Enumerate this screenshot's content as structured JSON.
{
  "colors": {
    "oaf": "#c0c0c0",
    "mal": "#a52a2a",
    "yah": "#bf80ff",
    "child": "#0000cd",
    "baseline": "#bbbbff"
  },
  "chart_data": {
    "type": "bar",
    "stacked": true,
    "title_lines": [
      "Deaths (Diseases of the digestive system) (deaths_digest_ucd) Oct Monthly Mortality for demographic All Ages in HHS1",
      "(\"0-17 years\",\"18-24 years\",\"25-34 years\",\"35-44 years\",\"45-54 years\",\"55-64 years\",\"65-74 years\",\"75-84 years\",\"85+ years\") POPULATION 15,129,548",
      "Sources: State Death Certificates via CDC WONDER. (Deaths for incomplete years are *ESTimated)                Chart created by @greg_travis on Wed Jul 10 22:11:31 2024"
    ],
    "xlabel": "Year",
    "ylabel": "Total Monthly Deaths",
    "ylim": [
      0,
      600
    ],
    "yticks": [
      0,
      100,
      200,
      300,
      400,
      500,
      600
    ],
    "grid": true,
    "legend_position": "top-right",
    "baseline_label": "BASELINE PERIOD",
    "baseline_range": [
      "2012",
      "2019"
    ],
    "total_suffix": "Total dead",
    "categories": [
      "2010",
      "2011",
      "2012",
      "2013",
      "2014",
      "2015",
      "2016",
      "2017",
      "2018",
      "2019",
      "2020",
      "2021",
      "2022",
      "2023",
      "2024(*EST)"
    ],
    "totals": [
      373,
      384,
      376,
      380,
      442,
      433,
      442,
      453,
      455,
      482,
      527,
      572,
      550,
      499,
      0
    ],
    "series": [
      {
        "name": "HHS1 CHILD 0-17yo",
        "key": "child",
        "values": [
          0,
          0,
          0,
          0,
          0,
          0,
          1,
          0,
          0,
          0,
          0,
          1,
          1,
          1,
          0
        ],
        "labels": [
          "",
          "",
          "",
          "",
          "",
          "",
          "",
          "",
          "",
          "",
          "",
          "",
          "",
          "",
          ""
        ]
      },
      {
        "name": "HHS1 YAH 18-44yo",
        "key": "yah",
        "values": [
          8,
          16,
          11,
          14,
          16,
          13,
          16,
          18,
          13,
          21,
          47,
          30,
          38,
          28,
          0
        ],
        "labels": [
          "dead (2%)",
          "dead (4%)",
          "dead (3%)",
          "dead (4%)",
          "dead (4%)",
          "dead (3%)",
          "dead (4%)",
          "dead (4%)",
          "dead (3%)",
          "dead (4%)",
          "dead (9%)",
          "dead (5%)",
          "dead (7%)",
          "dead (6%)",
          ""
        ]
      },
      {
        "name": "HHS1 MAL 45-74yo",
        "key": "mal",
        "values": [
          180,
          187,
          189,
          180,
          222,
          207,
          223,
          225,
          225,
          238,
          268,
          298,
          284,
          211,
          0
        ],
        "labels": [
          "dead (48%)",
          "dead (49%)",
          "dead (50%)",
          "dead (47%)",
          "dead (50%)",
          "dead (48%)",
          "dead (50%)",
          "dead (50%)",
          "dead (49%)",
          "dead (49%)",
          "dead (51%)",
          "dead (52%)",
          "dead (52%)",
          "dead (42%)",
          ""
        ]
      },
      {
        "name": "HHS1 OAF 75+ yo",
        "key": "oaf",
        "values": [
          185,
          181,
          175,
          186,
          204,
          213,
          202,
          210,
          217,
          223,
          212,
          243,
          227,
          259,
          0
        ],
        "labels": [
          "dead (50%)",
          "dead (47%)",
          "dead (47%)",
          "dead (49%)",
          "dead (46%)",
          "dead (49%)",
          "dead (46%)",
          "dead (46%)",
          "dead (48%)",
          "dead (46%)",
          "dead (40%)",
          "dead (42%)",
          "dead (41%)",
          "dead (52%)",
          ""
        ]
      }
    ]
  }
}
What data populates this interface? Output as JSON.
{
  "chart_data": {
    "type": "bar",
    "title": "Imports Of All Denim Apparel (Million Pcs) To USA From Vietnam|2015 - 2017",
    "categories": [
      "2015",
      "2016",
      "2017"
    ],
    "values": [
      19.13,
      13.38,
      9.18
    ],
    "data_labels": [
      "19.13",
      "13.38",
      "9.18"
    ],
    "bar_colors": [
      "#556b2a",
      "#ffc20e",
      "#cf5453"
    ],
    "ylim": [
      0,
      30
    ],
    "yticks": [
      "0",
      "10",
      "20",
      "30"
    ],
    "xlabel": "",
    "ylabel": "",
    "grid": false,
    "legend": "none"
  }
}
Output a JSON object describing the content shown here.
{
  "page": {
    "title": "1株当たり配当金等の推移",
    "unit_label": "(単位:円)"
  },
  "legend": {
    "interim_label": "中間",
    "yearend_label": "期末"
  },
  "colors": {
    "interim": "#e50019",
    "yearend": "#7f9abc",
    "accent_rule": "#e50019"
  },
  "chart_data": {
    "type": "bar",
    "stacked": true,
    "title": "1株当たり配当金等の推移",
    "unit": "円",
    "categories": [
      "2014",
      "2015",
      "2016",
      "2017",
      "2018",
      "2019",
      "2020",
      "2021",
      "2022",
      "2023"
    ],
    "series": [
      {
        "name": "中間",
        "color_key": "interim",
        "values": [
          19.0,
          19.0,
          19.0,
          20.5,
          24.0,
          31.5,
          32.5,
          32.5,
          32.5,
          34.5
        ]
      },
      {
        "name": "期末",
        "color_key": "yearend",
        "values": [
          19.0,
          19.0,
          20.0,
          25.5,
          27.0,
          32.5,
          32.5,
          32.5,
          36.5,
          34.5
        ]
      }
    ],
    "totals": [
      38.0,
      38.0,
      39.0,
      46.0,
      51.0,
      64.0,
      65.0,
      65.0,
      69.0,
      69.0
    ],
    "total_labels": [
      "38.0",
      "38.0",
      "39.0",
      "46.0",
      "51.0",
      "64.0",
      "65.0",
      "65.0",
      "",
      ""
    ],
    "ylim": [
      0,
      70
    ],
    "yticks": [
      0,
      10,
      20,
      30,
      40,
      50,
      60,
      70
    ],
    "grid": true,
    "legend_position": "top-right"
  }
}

**Task details**
Select all lines in the listing above where the word "Output" appears, and show them.

**Problem solution**
What data populates this interface? Output as JSON.
Output a JSON object describing the content shown here.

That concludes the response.